What the task requires = Lines containing the word "콘센트에" are the ones to copy from the records below.
* begin Rows *
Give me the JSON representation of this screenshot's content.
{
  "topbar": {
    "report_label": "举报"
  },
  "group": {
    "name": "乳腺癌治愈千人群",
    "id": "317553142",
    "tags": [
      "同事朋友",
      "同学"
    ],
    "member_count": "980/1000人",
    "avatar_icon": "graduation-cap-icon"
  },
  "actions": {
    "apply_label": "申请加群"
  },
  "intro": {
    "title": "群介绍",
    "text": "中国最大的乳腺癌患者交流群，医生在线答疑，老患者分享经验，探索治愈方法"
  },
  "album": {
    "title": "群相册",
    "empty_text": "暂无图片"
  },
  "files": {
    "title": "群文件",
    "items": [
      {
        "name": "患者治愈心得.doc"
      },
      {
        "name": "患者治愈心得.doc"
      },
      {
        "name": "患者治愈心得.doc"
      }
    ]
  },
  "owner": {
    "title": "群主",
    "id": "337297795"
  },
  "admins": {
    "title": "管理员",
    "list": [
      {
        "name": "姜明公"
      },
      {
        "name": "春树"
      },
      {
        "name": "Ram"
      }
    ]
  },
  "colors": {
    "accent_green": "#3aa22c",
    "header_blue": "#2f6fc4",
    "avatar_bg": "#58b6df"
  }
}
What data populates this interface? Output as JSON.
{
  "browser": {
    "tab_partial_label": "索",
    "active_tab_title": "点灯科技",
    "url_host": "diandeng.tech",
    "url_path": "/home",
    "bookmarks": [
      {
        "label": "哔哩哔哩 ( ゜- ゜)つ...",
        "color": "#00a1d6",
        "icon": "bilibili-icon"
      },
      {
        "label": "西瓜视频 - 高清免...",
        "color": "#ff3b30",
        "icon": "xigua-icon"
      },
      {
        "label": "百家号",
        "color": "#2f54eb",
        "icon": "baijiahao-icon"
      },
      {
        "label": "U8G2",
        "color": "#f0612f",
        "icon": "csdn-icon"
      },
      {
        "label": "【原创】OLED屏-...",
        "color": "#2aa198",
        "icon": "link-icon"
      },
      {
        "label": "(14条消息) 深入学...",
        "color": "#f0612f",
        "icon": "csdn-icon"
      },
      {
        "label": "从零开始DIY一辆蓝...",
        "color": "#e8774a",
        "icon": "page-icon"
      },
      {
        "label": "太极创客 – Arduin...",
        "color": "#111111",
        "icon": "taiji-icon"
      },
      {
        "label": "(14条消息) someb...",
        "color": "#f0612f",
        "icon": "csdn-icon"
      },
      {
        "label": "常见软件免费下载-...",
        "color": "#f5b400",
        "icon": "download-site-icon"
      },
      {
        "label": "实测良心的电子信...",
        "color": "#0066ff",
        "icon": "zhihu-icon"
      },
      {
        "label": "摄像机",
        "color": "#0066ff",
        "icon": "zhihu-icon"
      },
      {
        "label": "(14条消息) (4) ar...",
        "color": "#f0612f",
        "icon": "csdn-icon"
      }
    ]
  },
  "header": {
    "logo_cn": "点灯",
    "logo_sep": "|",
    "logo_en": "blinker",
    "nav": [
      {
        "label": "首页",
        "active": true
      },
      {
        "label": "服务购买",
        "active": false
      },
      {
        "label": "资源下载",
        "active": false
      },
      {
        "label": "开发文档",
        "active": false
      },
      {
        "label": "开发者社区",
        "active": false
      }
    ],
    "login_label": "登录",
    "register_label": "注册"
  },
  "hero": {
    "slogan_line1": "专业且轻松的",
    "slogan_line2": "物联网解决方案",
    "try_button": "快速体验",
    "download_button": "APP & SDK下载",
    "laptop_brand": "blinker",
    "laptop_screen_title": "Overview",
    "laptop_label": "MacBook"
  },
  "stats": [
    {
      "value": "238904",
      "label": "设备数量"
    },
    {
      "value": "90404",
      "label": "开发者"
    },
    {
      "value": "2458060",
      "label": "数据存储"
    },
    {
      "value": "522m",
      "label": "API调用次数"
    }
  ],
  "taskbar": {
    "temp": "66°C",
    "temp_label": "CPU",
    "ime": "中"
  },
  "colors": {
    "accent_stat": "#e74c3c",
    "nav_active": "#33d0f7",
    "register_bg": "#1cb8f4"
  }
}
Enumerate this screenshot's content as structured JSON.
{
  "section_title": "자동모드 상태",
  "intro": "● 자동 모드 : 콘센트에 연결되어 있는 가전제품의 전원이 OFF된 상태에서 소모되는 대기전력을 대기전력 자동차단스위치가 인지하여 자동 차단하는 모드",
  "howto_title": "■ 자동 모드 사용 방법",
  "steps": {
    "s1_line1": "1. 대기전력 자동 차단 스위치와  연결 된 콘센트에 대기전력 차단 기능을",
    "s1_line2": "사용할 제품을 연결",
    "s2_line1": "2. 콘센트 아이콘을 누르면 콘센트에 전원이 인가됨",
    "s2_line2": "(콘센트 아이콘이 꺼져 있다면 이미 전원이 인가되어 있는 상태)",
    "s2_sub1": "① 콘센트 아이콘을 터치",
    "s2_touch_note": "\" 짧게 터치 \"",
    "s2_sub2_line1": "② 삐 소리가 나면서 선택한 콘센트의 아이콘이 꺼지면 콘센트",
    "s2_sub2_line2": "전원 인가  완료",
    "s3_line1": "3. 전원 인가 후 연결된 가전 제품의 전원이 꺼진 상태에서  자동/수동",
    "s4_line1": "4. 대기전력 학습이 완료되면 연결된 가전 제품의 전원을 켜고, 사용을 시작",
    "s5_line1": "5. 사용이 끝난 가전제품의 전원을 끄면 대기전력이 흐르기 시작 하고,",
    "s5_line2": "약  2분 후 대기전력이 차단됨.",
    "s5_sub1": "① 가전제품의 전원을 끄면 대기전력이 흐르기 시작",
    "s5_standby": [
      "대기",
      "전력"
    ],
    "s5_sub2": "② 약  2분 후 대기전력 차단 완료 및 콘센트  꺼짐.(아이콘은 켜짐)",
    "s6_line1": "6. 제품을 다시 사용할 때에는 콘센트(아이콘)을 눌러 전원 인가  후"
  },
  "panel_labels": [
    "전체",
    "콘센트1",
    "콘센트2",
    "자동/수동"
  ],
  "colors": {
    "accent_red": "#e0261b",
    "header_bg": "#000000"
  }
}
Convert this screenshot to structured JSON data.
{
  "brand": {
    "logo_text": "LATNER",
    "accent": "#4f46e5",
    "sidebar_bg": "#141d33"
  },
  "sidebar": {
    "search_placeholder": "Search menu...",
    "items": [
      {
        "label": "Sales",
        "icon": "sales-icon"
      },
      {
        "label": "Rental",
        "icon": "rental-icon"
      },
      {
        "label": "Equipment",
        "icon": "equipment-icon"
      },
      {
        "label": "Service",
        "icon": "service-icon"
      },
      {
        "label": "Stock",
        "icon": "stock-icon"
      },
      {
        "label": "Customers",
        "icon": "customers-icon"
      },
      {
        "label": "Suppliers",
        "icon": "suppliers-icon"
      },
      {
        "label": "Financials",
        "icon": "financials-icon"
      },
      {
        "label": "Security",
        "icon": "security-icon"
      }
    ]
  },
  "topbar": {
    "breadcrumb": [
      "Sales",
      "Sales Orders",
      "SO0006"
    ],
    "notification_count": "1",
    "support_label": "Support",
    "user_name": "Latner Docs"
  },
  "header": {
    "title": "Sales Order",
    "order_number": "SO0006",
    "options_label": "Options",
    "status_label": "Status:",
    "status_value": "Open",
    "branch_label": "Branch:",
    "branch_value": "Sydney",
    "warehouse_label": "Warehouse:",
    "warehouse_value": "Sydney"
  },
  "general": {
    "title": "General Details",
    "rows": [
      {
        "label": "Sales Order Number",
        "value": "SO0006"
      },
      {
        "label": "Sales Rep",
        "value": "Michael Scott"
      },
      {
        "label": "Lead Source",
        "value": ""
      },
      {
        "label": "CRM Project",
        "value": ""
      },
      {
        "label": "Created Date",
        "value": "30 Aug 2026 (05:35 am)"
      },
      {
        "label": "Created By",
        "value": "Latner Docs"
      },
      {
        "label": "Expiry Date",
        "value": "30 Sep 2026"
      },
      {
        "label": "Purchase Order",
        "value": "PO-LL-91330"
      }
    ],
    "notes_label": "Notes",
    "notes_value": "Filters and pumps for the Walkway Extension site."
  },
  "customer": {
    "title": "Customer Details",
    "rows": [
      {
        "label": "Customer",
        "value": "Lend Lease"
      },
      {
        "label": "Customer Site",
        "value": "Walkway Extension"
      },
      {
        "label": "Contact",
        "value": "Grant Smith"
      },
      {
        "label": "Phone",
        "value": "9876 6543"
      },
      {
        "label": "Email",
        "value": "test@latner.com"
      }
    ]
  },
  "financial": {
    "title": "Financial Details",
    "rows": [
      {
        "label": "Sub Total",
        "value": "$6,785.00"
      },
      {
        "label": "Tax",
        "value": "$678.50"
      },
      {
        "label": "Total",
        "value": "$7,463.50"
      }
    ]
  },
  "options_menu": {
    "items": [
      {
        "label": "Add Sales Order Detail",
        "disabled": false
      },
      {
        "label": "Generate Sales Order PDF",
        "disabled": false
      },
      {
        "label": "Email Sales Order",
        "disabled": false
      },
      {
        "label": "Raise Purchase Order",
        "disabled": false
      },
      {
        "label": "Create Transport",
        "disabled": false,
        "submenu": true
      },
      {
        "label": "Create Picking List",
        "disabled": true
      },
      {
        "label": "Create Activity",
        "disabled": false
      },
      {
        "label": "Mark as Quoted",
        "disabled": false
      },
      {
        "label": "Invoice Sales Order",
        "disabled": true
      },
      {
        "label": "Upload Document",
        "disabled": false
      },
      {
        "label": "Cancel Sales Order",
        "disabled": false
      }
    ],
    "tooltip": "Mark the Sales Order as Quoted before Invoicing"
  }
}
* end Rows *
The response =
  "intro": "● 자동 모드 : 콘센트에 연결되어 있는 가전제품의 전원이 OFF된 상태에서 소모되는 대기전력을 대기전력 자동차단스위치가 인지하여 자동 차단하는 모드",
    "s1_line1": "1. 대기전력 자동 차단 스위치와  연결 된 콘센트에 대기전력 차단 기능을",
    "s2_line1": "2. 콘센트 아이콘을 누르면 콘센트에 전원이 인가됨",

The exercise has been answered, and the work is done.